═════ PROVIDED DATA

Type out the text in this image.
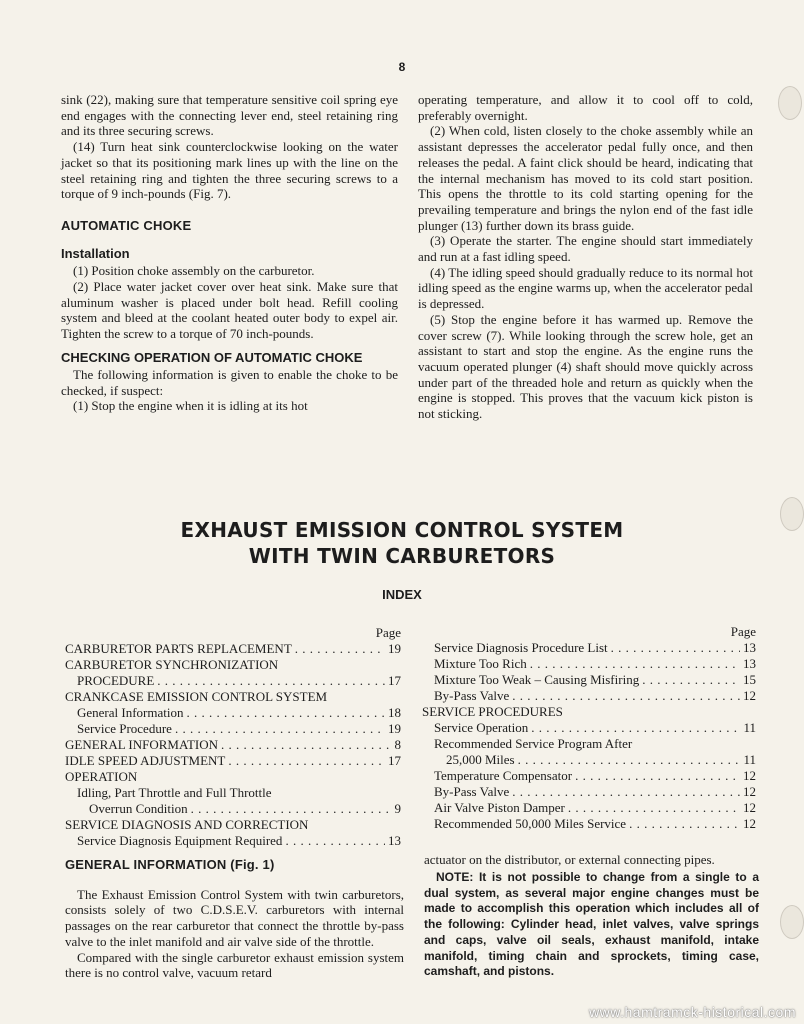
8

sink (22), making sure that temperature sensitive coil spring eye end engages with the connecting lever end, steel retaining ring and its three securing screws.

(14) Turn heat sink counterclockwise looking on the water jacket so that its positioning mark lines up with the line on the steel retaining ring and tighten the three securing screws to a torque of 9 inch-pounds (Fig. 7).

AUTOMATIC CHOKE
Installation

(1) Position choke assembly on the carburetor.

(2) Place water jacket cover over heat sink. Make sure that aluminum washer is placed under bolt head. Refill cooling system and bleed at the coolant heated outer body to expel air. Tighten the screw to a torque of 70 inch-pounds.

CHECKING OPERATION OF AUTOMATIC CHOKE

The following information is given to enable the choke to be checked, if suspect:

(1) Stop the engine when it is idling at its hot

operating temperature, and allow it to cool off to cold, preferably overnight.

(2) When cold, listen closely to the choke assembly while an assistant depresses the accelerator pedal fully once, and then releases the pedal. A faint click should be heard, indicating that the internal mechanism has moved to its cold start position. This opens the throttle to its cold starting opening for the prevailing temperature and brings the nylon end of the fast idle plunger (13) further down its brass guide.

(3) Operate the starter. The engine should start immediately and run at a fast idling speed.

(4) The idling speed should gradually reduce to its normal hot idling speed as the engine warms up, when the accelerator pedal is depressed.

(5) Stop the engine before it has warmed up. Remove the cover screw (7). While looking through the screw hole, get an assistant to start and stop the engine. As the engine runs the vacuum operated plunger (4) shaft should move quickly across under part of the threaded hole and return as quickly when the engine is stopped. This proves that the vacuum kick piston is not sticking.

EXHAUST EMISSION CONTROL SYSTEM
WITH TWIN CARBURETORS
INDEX
Page
CARBURETOR PARTS REPLACEMENT . . .	19
CARBURETOR SYNCHRONIZATION
PROCEDURE . . .	17
CRANKCASE EMISSION CONTROL SYSTEM
General Information . . .	18
Service Procedure . . .	19
GENERAL INFORMATION . . .	8
IDLE SPEED ADJUSTMENT . . .	17
OPERATION
Idling, Part Throttle and Full Throttle
Overrun Condition . . .	9
SERVICE DIAGNOSIS AND CORRECTION
Service Diagnosis Equipment Required . . .	13
Page
Service Diagnosis Procedure List . . .	13
Mixture Too Rich . . .	13
Mixture Too Weak – Causing Misfiring . . .	15
By-Pass Valve . . .	12
SERVICE PROCEDURES
Service Operation . . .	11
Recommended Service Program After
25,000 Miles . . .	11
Temperature Compensator . . .	12
By-Pass Valve . . .	12
Air Valve Piston Damper . . .	12
Recommended 50,000 Miles Service . . .	12
GENERAL INFORMATION (Fig. 1)

The Exhaust Emission Control System with twin carburetors, consists solely of two C.D.S.E.V. carburetors with internal passages on the rear carburetor that connect the throttle by-pass valve to the inlet manifold and air valve side of the throttle.

Compared with the single carburetor exhaust emission system there is no control valve, vacuum retard

actuator on the distributor, or external connecting pipes.

NOTE: It is not possible to change from a single to a dual system, as several major engine changes must be made to accomplish this operation which includes all of the following: Cylinder head, inlet valves, valve springs and caps, valve oil seals, exhaust manifold, intake manifold, timing chain and sprockets, timing case, camshaft, and pistons.
www.hamtramck-historical.com
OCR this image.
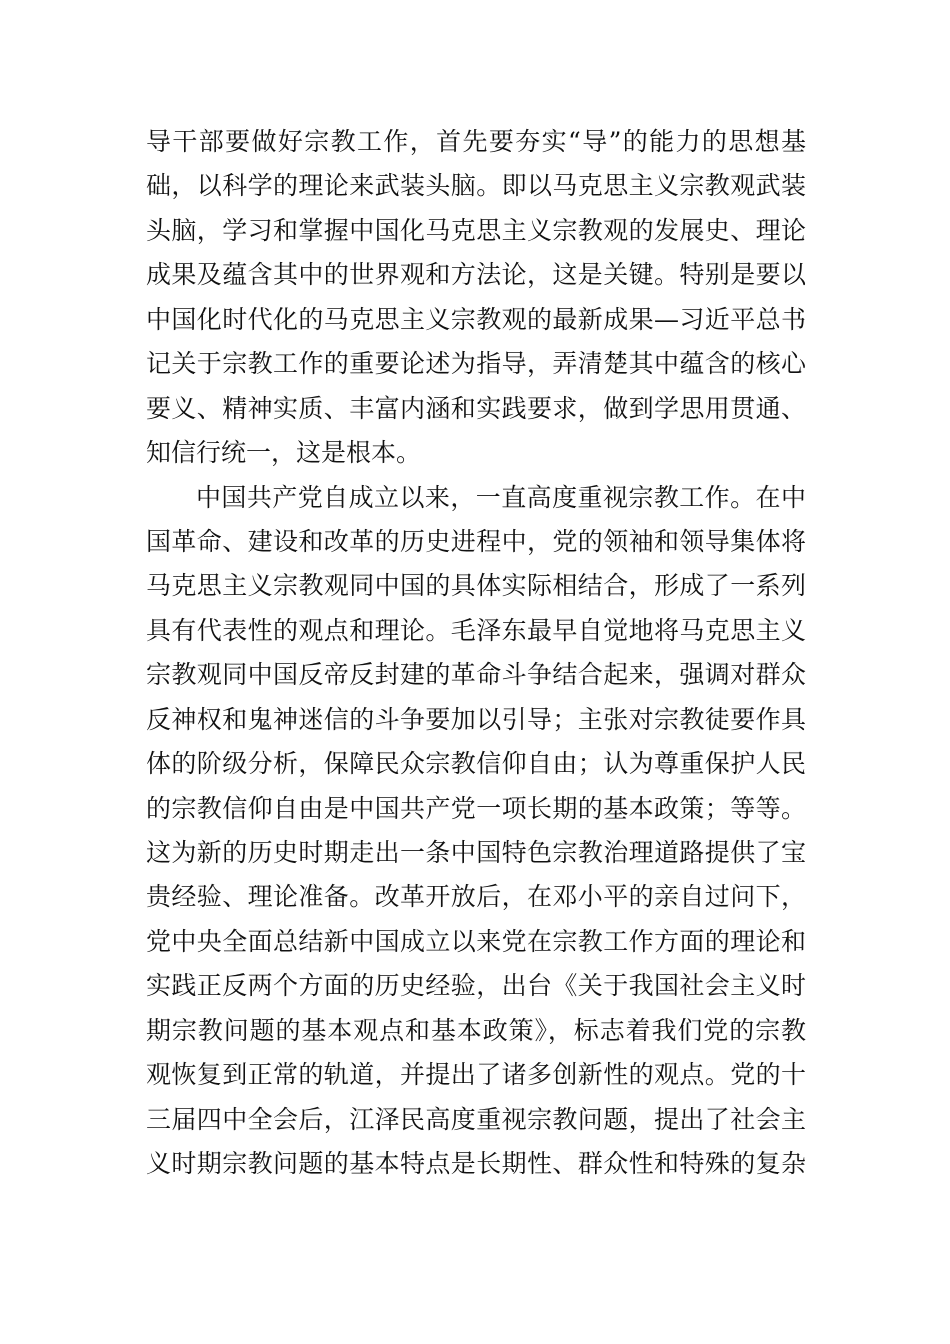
导干部要做好宗教工作，首先要夯实“导”的能力的思想基
础，以科学的理论来武装头脑。即以马克思主义宗教观武装
头脑，学习和掌握中国化马克思主义宗教观的发展史、理论
成果及蕴含其中的世界观和方法论，这是关键。特别是要以
中国化时代化的马克思主义宗教观的最新成果—习近平总书
记关于宗教工作的重要论述为指导，弄清楚其中蕴含的核心
要义、精神实质、丰富内涵和实践要求，做到学思用贯通、
知信行统一，这是根本。
中国共产党自成立以来，一直高度重视宗教工作。在中
国革命、建设和改革的历史进程中，党的领袖和领导集体将
马克思主义宗教观同中国的具体实际相结合，形成了一系列
具有代表性的观点和理论。毛泽东最早自觉地将马克思主义
宗教观同中国反帝反封建的革命斗争结合起来，强调对群众
反神权和鬼神迷信的斗争要加以引导；主张对宗教徒要作具
体的阶级分析，保障民众宗教信仰自由；认为尊重保护人民
的宗教信仰自由是中国共产党一项长期的基本政策；等等。
这为新的历史时期走出一条中国特色宗教治理道路提供了宝
贵经验、理论准备。改革开放后，在邓小平的亲自过问下，
党中央全面总结新中国成立以来党在宗教工作方面的理论和
实践正反两个方面的历史经验，出台《关于我国社会主义时
期宗教问题的基本观点和基本政策》，标志着我们党的宗教
观恢复到正常的轨道，并提出了诸多创新性的观点。党的十
三届四中全会后，江泽民高度重视宗教问题，提出了社会主
义时期宗教问题的基本特点是长期性、群众性和特殊的复杂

══════════

Copy every line of the material in which the word "screws" occurs.

sink (22), making sure that temperature sensitive coil spring eye end engages with the connecting lever end, steel retaining ring and its three securing screws.
(14) Turn heat sink counterclockwise looking on the water jacket so that its positioning mark lines up with the line on the steel retaining ring and tighten the three securing screws to a torque of 9 inch-pounds (Fig. 7).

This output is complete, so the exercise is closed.